Items from a figure collection
• • • • •

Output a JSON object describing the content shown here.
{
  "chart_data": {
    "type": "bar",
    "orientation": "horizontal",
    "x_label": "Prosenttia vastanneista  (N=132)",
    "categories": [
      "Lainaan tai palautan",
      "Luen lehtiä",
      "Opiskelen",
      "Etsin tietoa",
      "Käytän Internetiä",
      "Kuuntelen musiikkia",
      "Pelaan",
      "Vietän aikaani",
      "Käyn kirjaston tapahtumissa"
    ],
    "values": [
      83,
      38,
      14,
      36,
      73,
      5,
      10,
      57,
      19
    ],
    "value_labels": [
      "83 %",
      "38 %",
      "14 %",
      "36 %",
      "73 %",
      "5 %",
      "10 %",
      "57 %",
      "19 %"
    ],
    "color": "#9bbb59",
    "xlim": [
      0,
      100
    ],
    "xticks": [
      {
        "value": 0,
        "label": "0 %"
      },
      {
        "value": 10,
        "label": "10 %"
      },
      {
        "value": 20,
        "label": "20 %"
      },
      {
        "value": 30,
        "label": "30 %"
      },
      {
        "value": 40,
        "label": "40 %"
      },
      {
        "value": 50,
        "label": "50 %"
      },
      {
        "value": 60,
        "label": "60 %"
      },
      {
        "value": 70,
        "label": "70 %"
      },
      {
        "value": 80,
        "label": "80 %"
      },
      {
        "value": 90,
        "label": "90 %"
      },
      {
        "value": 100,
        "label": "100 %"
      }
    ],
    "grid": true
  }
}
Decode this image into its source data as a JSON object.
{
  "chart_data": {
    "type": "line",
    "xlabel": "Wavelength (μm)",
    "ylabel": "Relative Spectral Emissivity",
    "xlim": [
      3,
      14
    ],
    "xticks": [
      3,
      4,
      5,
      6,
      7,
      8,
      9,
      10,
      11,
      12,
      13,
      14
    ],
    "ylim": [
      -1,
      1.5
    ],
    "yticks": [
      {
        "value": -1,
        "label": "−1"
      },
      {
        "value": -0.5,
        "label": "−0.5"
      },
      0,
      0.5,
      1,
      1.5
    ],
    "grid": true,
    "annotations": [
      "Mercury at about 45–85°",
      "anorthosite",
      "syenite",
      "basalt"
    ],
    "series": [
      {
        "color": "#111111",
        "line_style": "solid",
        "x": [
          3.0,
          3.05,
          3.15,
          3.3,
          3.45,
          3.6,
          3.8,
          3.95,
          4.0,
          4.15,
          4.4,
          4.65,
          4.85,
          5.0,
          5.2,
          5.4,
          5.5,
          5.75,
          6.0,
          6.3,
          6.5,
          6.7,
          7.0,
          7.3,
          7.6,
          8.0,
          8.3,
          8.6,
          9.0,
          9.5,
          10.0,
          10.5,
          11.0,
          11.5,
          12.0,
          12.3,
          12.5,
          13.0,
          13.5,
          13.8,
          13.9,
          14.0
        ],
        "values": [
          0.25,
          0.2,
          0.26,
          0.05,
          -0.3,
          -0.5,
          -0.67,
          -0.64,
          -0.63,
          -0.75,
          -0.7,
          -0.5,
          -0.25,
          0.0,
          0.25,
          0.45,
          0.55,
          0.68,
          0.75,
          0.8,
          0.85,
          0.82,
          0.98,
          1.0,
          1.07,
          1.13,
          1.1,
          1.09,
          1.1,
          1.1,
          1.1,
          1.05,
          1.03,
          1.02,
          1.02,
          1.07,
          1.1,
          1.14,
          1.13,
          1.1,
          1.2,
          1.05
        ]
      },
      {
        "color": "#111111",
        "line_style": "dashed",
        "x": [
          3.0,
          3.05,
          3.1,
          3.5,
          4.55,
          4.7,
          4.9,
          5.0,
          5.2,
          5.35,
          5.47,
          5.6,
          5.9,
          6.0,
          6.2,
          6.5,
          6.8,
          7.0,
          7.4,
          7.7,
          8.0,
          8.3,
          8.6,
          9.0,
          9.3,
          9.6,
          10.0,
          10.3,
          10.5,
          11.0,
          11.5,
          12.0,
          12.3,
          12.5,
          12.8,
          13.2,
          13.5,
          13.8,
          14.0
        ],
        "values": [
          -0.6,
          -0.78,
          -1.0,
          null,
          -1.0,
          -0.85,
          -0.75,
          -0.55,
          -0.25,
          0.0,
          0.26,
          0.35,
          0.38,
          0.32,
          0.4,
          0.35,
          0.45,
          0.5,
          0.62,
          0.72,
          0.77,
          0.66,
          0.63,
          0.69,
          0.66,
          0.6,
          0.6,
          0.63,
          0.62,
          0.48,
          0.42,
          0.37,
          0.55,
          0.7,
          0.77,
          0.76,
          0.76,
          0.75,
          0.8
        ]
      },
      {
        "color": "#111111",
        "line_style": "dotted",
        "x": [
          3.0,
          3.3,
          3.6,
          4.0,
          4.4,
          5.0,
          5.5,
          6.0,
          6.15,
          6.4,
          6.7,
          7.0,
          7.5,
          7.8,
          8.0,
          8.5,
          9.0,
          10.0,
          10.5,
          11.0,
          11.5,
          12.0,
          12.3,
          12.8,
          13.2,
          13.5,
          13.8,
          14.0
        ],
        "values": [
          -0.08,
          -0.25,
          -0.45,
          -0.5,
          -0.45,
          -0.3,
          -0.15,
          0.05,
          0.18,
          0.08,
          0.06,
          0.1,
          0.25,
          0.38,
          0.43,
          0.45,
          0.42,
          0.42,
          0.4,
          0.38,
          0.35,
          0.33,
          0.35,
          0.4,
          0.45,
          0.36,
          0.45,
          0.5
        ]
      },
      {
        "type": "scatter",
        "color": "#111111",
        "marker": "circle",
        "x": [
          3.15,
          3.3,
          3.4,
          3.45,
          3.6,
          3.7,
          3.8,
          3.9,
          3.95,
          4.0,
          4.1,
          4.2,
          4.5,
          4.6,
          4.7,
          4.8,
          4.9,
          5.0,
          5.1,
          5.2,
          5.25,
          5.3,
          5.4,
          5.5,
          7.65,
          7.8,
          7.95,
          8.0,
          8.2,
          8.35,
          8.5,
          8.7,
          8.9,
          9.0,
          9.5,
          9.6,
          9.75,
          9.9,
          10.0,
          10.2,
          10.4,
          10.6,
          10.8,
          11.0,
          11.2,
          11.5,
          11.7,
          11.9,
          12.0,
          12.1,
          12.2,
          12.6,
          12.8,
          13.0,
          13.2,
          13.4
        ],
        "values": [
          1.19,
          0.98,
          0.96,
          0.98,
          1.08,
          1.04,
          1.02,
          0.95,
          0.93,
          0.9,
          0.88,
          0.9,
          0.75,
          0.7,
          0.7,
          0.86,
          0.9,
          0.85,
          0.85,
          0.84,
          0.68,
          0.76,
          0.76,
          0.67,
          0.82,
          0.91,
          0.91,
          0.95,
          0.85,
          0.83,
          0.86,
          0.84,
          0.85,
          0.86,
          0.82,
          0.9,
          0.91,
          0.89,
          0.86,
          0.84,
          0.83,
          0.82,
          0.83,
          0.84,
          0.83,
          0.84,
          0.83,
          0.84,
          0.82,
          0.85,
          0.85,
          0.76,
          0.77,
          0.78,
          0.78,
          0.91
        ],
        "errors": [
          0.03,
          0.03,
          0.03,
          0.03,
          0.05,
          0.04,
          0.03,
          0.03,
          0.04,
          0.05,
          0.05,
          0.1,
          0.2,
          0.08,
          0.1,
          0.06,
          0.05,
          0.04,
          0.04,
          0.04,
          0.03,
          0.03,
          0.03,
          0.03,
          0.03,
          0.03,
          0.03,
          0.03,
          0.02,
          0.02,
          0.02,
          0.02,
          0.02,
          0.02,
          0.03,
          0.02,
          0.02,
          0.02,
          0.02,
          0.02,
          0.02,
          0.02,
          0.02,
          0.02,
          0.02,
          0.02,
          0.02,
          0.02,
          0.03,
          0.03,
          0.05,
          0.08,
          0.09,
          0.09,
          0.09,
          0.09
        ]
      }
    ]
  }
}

• • • • •

- Written problem
Collect each line above holding the string "object".

- Complete response
Output a JSON object describing the content shown here.
Decode this image into its source data as a JSON object.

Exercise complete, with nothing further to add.